» **OBJECTIVE**: Select from the records below every line that has the word "способствует" in it.

» **SUPPLIED INFORMATION**:
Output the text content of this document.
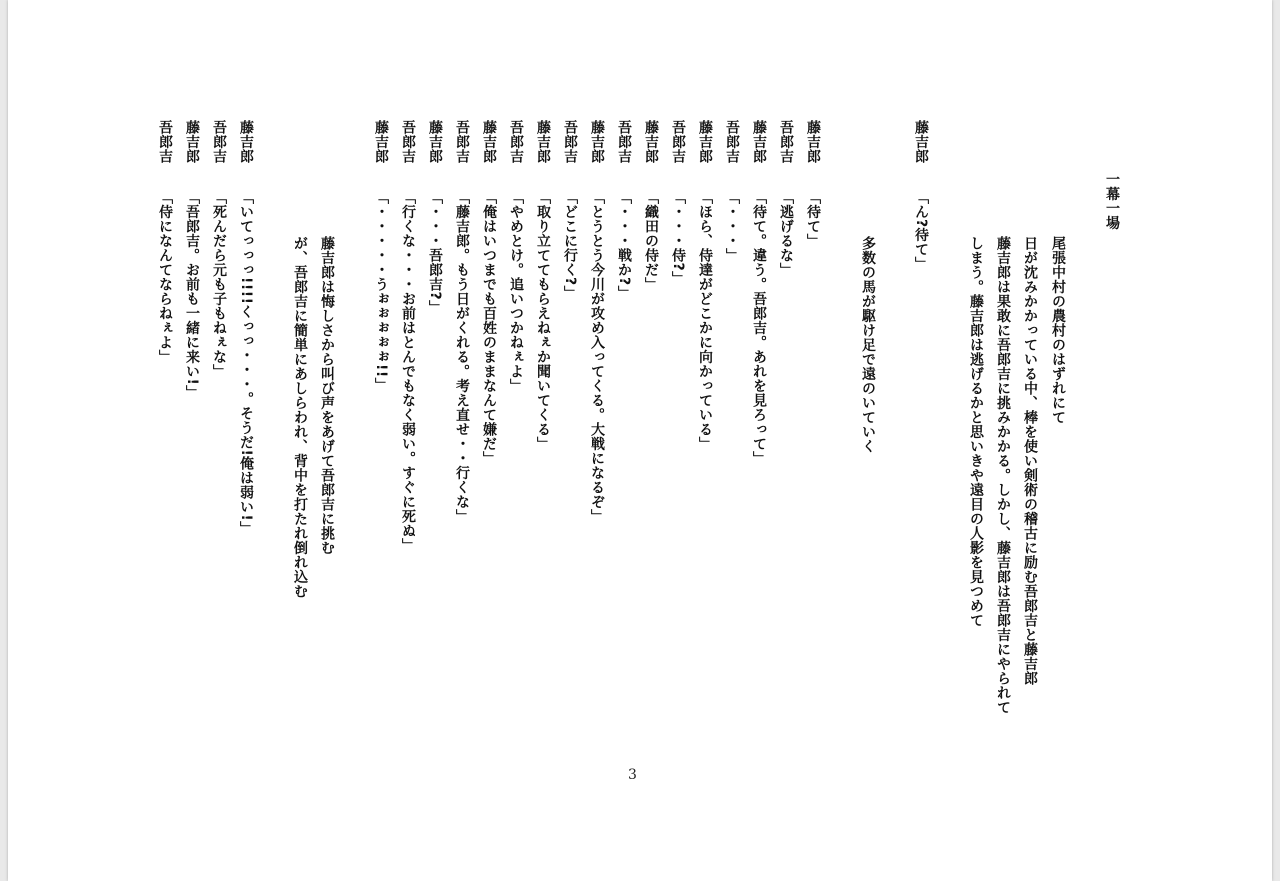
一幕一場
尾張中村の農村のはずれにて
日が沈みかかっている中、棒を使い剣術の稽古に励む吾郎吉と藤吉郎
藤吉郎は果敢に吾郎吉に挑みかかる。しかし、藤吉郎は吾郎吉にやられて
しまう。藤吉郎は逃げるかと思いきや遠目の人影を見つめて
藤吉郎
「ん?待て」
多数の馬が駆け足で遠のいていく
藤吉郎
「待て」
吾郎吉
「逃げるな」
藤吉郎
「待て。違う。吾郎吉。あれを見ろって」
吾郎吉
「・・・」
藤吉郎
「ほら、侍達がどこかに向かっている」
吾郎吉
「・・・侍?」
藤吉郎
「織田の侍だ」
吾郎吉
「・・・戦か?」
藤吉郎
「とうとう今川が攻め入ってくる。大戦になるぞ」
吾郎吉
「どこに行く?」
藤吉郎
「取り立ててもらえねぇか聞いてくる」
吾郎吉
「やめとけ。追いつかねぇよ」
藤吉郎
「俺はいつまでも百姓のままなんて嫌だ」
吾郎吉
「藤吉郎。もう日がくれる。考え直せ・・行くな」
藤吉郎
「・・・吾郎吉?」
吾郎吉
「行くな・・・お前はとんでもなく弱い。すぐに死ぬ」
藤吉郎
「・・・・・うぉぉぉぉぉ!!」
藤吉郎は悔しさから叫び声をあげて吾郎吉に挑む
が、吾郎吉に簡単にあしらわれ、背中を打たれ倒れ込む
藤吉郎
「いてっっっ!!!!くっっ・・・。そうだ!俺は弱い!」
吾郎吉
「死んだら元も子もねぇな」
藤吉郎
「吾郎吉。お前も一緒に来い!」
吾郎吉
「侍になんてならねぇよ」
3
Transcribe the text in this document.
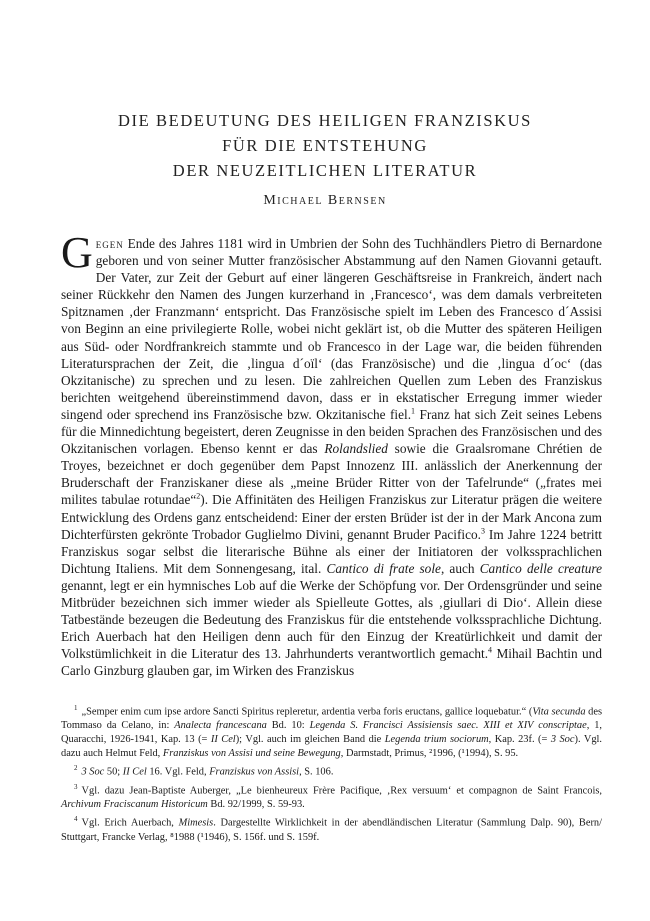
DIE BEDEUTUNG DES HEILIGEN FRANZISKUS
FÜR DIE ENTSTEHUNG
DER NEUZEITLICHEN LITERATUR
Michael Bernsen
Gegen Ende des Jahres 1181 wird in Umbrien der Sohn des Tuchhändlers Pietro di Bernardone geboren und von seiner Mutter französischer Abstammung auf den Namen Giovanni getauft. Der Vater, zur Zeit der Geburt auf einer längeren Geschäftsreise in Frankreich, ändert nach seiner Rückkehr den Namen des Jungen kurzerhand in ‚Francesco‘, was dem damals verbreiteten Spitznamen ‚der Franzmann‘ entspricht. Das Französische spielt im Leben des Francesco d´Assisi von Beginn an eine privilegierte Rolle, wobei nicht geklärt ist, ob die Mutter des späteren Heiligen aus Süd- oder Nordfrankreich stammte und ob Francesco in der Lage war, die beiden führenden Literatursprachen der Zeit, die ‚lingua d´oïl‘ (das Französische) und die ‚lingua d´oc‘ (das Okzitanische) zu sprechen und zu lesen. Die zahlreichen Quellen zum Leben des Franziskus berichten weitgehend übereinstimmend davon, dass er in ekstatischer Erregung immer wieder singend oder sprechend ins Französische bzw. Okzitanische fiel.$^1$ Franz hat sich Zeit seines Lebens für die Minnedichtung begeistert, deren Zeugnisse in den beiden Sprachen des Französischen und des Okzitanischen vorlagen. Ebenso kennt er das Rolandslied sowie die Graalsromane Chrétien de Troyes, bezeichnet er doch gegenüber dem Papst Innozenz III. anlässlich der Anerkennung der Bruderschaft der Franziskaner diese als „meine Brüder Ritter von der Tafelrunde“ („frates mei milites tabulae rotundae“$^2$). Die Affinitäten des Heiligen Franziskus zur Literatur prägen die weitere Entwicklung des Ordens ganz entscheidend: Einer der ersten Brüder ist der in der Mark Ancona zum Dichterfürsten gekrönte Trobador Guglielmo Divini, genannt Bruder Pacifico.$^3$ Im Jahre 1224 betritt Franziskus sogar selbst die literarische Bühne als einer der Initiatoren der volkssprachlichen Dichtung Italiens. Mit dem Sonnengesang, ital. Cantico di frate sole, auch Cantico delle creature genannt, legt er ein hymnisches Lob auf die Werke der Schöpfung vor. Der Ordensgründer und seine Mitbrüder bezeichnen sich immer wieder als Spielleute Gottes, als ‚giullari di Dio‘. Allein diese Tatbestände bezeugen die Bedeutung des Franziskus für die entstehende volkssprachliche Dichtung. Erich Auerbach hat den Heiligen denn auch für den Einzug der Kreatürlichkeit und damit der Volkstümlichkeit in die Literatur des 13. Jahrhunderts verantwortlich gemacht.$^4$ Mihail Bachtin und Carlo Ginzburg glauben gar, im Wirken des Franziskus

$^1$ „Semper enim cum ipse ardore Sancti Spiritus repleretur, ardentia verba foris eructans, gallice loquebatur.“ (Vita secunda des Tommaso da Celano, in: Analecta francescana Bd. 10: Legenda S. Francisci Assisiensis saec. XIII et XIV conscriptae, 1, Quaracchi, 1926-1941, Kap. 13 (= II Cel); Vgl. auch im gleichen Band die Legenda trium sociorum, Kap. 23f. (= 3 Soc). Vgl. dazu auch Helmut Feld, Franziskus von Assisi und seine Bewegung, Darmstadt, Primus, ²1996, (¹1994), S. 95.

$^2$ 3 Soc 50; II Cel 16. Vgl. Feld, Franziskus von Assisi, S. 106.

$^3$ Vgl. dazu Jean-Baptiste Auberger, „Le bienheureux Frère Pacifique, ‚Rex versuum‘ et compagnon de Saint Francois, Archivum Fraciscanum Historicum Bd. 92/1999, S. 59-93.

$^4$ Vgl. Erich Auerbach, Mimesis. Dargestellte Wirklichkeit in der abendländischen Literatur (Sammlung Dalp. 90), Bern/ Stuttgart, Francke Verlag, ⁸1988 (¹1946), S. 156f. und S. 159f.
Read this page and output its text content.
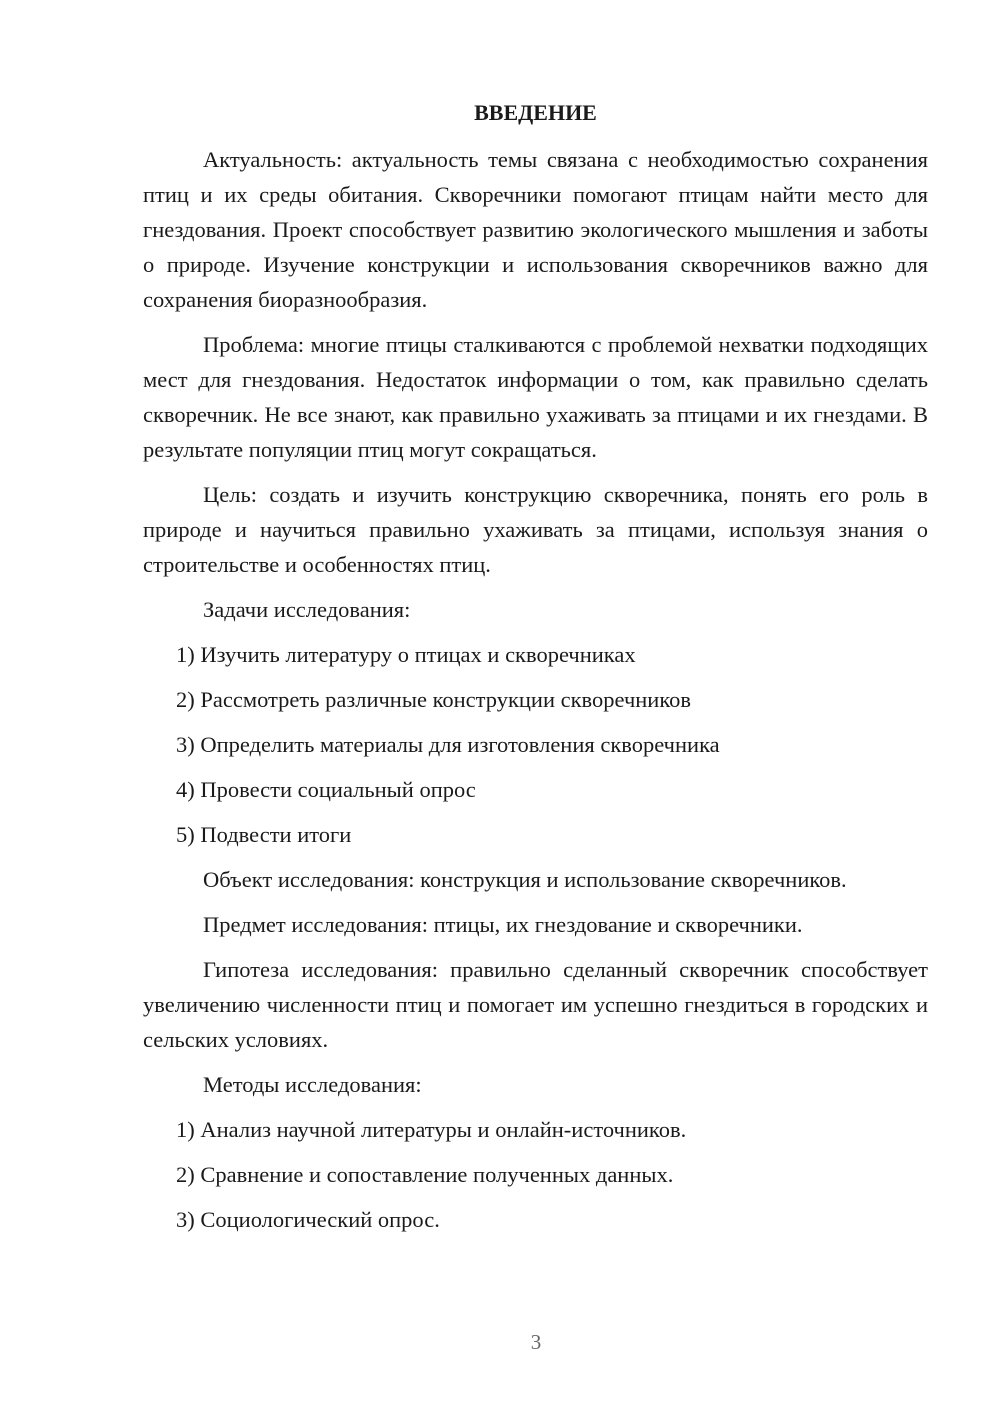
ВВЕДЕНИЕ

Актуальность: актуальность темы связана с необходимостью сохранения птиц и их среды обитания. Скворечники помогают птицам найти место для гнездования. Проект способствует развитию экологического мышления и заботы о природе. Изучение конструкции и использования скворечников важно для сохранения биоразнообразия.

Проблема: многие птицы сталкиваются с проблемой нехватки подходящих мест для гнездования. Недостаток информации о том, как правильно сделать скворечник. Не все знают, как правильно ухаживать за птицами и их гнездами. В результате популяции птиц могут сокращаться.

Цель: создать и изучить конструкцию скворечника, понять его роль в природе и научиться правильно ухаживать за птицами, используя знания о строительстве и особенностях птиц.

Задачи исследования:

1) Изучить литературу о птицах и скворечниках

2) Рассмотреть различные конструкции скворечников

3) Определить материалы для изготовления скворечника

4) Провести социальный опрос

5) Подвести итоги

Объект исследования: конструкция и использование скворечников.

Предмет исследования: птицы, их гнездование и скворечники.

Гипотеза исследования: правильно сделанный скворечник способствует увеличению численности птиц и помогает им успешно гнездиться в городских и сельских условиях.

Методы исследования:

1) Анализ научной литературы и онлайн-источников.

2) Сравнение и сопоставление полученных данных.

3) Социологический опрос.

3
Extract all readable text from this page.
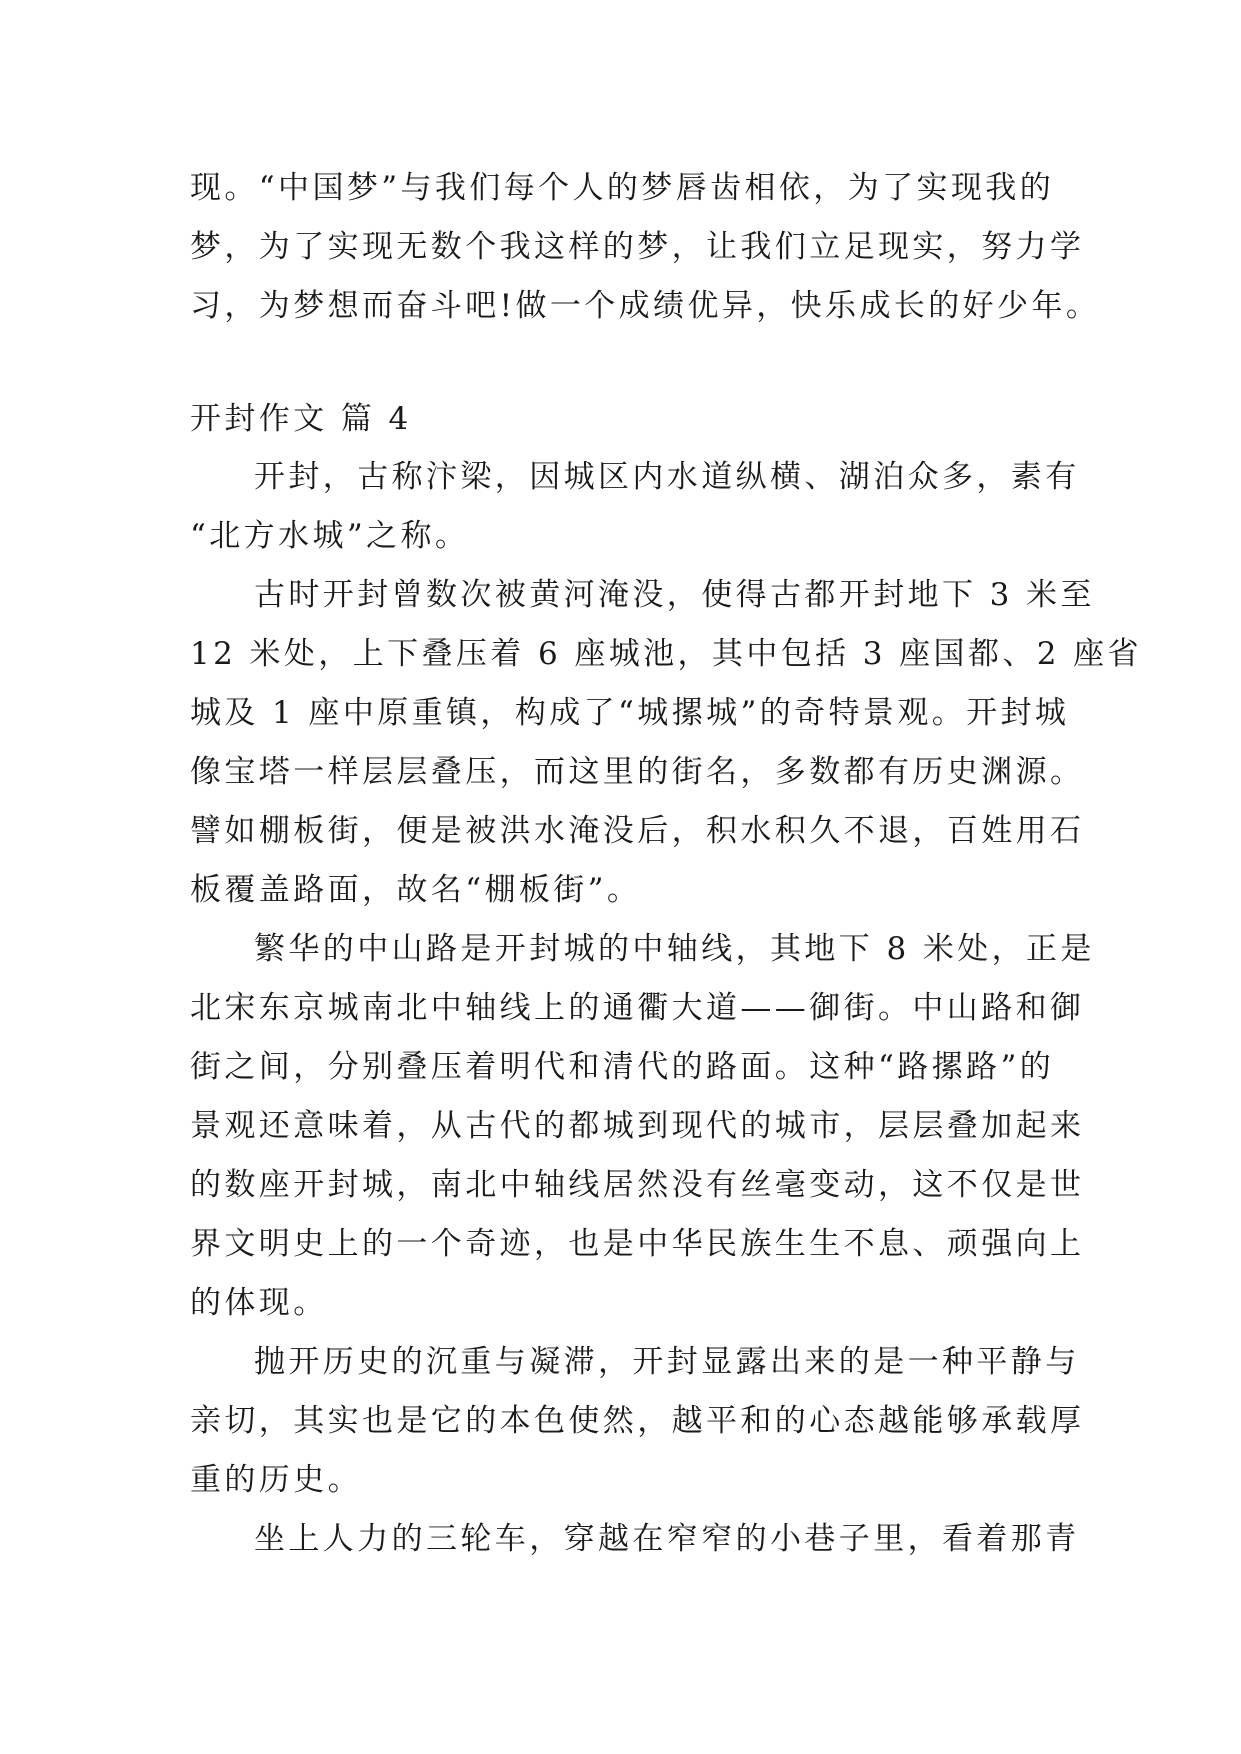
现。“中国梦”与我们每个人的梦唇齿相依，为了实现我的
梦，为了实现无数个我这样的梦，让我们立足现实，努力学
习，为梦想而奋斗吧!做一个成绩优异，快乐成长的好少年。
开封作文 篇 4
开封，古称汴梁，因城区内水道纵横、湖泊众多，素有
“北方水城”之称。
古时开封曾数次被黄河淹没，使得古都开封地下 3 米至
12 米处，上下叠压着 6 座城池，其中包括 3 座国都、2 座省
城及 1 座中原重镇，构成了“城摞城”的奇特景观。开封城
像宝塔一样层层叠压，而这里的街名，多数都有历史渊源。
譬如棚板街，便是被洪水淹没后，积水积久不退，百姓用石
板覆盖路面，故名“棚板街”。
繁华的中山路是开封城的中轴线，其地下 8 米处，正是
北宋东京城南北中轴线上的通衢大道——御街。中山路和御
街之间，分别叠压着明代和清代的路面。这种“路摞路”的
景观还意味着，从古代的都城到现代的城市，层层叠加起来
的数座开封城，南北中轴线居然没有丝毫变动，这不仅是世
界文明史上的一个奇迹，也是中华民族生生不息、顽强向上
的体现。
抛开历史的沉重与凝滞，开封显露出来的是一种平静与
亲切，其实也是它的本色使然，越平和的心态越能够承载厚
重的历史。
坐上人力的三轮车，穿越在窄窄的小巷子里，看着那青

» **FULL RESPONSE**:
Актуальность: актуальность темы связана с необходимостью сохранения птиц и их среды обитания. Скворечники помогают птицам найти место для гнездования. Проект способствует развитию экологического мышления и заботы о природе. Изучение конструкции и использования скворечников важно для сохранения биоразнообразия.
Гипотеза исследования: правильно сделанный скворечник способствует увеличению численности птиц и помогает им успешно гнездиться в городских и сельских условиях.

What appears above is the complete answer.